Report every line below that holds the word "Distrito".
• • • • •
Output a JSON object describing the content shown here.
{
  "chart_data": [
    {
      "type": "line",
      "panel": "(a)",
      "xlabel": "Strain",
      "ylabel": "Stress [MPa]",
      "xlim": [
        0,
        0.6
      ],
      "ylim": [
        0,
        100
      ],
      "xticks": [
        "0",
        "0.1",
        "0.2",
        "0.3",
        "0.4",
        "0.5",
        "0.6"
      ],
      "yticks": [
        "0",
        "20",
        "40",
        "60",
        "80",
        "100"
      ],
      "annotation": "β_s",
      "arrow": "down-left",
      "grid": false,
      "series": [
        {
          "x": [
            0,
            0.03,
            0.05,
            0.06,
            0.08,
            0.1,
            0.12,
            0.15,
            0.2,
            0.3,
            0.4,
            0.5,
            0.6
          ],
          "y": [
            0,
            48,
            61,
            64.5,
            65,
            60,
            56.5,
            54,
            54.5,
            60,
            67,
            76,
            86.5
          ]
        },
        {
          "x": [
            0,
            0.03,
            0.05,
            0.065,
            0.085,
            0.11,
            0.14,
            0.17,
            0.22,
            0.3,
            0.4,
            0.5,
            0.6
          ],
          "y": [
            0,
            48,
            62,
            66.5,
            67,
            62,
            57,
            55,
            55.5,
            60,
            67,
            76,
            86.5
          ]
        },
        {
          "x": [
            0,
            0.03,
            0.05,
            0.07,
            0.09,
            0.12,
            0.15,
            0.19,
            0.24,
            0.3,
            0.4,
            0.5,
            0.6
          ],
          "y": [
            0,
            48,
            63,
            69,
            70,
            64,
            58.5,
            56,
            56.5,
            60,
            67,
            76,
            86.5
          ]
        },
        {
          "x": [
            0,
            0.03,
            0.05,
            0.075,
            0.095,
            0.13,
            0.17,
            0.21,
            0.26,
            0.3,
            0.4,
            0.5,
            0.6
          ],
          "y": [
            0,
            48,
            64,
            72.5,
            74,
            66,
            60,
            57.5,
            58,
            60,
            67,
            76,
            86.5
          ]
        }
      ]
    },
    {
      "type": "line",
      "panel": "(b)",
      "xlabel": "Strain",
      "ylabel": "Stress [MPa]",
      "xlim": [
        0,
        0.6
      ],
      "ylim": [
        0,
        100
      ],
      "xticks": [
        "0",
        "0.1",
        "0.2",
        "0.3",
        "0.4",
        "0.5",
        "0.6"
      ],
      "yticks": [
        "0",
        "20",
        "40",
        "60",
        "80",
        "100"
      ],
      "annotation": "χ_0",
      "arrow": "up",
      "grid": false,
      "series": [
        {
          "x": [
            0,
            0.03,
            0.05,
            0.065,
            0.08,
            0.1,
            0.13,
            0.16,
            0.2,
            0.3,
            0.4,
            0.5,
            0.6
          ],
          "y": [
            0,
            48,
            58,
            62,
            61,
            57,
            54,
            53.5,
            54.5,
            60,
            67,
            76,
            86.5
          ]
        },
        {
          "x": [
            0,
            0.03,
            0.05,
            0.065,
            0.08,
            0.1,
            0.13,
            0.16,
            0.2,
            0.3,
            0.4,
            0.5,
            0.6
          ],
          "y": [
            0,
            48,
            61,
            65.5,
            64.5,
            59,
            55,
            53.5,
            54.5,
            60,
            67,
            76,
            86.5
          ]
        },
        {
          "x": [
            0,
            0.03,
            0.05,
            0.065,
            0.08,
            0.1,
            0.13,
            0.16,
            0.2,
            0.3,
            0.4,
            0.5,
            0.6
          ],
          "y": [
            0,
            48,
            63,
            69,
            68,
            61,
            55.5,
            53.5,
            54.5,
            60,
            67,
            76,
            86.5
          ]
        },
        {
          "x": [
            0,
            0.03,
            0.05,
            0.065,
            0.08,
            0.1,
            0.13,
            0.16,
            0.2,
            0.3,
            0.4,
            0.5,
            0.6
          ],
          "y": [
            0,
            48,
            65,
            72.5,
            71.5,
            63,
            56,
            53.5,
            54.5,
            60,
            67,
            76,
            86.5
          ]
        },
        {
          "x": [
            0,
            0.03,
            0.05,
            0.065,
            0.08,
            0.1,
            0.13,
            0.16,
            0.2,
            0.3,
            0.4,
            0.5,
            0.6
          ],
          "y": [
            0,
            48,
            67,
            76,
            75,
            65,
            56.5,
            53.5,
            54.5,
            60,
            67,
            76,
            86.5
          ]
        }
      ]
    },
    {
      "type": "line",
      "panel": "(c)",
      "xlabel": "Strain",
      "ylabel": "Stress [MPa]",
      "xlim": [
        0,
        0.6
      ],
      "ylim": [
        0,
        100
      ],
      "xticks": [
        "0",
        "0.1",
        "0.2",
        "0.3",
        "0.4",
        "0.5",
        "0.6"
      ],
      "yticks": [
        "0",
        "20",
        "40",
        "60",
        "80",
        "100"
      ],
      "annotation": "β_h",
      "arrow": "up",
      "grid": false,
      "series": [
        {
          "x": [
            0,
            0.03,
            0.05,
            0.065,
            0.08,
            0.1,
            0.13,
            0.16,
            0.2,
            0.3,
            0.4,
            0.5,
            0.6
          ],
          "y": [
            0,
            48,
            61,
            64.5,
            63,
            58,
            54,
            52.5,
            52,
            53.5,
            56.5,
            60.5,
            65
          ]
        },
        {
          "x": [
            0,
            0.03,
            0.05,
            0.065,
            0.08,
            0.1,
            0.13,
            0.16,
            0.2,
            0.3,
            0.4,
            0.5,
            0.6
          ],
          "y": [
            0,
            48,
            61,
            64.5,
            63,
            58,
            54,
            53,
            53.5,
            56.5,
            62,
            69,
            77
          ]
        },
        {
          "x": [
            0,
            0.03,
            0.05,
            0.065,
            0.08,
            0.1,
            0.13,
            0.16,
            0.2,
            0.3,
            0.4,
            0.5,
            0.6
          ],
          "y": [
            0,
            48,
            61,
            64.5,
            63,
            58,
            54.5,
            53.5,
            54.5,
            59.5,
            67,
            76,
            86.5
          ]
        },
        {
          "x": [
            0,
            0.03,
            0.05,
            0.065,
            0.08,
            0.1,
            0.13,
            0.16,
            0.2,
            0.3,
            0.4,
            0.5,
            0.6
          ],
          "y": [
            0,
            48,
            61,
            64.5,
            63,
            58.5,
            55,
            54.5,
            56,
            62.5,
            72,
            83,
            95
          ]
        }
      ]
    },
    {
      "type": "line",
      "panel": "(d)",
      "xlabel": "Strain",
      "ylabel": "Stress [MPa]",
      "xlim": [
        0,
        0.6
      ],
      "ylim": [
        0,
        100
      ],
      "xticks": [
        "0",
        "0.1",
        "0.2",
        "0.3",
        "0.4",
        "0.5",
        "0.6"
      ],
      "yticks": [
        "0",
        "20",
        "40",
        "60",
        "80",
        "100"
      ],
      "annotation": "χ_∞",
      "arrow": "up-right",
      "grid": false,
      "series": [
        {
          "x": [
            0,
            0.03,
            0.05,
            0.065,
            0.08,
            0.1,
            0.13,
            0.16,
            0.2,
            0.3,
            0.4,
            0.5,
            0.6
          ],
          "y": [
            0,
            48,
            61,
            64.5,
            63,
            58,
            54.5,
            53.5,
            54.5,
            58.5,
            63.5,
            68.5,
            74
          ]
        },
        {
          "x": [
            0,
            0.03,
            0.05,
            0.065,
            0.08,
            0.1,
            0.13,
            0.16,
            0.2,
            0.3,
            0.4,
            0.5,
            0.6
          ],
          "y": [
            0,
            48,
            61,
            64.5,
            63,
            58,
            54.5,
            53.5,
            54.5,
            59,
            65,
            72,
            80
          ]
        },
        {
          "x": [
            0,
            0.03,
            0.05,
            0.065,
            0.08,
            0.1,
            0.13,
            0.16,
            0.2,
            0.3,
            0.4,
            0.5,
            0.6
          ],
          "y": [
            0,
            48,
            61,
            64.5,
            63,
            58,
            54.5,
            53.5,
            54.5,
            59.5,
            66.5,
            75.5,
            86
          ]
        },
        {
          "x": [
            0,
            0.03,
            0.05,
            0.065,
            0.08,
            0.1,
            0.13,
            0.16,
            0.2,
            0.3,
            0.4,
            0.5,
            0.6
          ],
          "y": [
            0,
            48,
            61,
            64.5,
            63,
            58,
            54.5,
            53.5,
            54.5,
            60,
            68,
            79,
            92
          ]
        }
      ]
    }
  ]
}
• • • • •
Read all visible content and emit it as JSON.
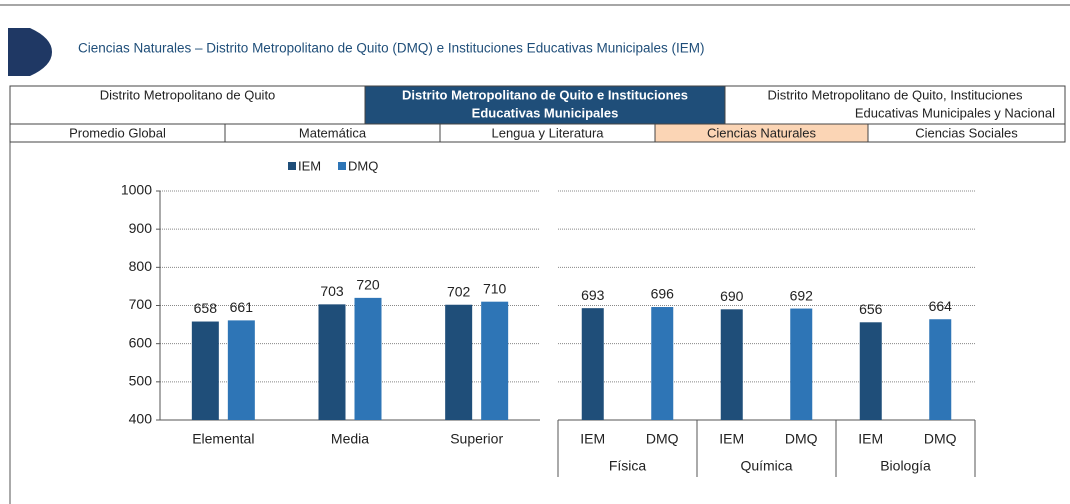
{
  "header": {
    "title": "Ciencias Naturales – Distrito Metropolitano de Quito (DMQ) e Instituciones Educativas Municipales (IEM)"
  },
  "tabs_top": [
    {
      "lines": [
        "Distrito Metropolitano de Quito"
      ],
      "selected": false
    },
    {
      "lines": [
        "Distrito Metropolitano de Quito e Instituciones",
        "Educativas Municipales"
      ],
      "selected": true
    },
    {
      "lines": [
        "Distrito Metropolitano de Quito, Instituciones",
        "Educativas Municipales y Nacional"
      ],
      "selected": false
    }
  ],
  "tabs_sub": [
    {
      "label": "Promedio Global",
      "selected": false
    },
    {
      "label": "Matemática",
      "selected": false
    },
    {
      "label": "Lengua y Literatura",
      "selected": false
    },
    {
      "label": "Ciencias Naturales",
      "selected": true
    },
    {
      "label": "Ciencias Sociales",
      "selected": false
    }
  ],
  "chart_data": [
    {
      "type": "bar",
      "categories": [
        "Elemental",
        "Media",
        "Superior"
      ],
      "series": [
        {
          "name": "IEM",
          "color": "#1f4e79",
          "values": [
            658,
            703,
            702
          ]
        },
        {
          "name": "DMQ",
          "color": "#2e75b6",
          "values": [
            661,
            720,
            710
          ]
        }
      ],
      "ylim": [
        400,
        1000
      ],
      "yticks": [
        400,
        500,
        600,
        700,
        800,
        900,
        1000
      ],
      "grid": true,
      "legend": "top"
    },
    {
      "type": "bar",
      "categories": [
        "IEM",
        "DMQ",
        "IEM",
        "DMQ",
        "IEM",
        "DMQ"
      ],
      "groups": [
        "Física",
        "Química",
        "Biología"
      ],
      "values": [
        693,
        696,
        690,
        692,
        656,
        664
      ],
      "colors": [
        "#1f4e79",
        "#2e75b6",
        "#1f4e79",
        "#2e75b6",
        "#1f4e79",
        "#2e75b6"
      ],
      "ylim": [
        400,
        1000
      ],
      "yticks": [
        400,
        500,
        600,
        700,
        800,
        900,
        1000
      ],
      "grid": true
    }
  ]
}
• • • • •
• SOLUTION TO THIS EXERCISE
    "title": "Ciencias Naturales – Distrito Metropolitano de Quito (DMQ) e Instituciones Educativas Municipales (IEM)"
        "Distrito Metropolitano de Quito"
        "Distrito Metropolitano de Quito e Instituciones",
        "Distrito Metropolitano de Quito, Instituciones",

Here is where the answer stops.